Directive:
Please output the records below in full, exactly as given, but without the images.

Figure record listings
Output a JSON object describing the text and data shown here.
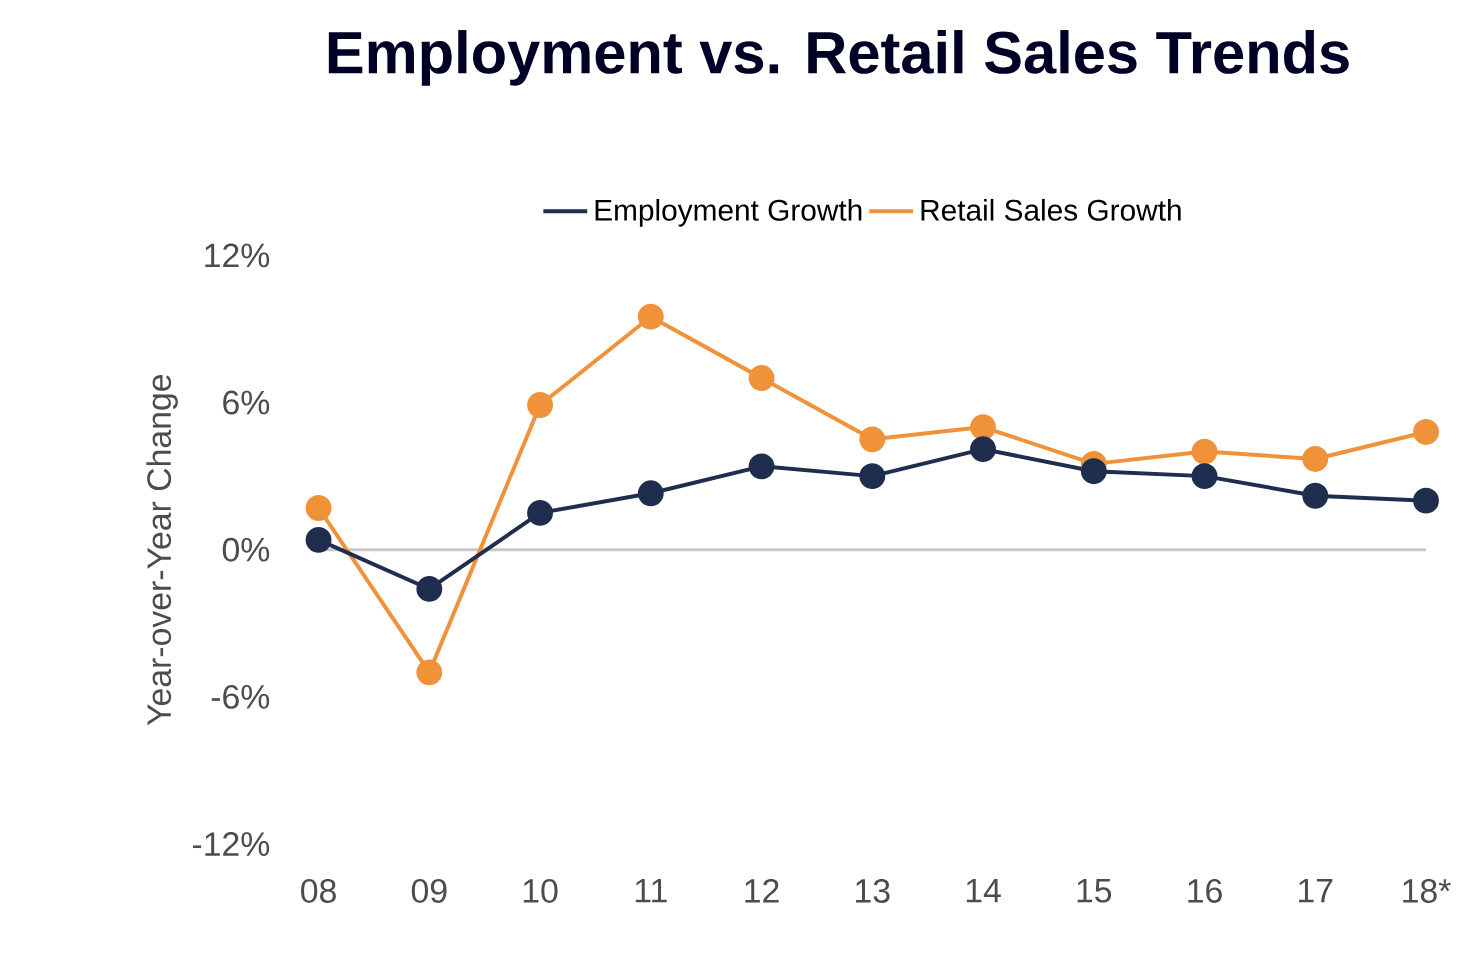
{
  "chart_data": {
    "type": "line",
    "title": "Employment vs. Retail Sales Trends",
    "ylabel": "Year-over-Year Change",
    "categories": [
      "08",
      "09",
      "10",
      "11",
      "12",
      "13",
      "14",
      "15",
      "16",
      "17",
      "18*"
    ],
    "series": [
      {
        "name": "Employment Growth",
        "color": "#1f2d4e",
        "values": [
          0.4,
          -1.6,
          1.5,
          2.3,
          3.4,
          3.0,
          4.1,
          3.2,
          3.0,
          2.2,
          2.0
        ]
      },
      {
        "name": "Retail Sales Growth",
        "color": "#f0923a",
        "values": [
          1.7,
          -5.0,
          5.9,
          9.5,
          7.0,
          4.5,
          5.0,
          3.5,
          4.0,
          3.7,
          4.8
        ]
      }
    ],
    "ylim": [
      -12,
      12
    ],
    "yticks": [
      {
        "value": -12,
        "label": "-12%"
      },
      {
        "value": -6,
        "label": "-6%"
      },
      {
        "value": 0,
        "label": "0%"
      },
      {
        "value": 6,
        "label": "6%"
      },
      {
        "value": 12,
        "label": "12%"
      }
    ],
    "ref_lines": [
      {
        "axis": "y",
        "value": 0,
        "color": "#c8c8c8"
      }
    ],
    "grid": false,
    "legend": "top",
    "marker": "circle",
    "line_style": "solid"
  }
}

Final result:
Output a JSON object describing the text and data shown here.
{
  "chart_data": {
    "type": "line",
    "title": "Employment vs. Retail Sales Trends",
    "ylabel": "Year-over-Year Change",
    "categories": [
      "08",
      "09",
      "10",
      "11",
      "12",
      "13",
      "14",
      "15",
      "16",
      "17",
      "18*"
    ],
    "series": [
      {
        "name": "Employment Growth",
        "color": "#1f2d4e",
        "values": [
          0.4,
          -1.6,
          1.5,
          2.3,
          3.4,
          3.0,
          4.1,
          3.2,
          3.0,
          2.2,
          2.0
        ]
      },
      {
        "name": "Retail Sales Growth",
        "color": "#f0923a",
        "values": [
          1.7,
          -5.0,
          5.9,
          9.5,
          7.0,
          4.5,
          5.0,
          3.5,
          4.0,
          3.7,
          4.8
        ]
      }
    ],
    "ylim": [
      -12,
      12
    ],
    "yticks": [
      {
        "value": -12,
        "label": "-12%"
      },
      {
        "value": -6,
        "label": "-6%"
      },
      {
        "value": 0,
        "label": "0%"
      },
      {
        "value": 6,
        "label": "6%"
      },
      {
        "value": 12,
        "label": "12%"
      }
    ],
    "ref_lines": [
      {
        "axis": "y",
        "value": 0,
        "color": "#c8c8c8"
      }
    ],
    "grid": false,
    "legend": "top",
    "marker": "circle",
    "line_style": "solid"
  }
}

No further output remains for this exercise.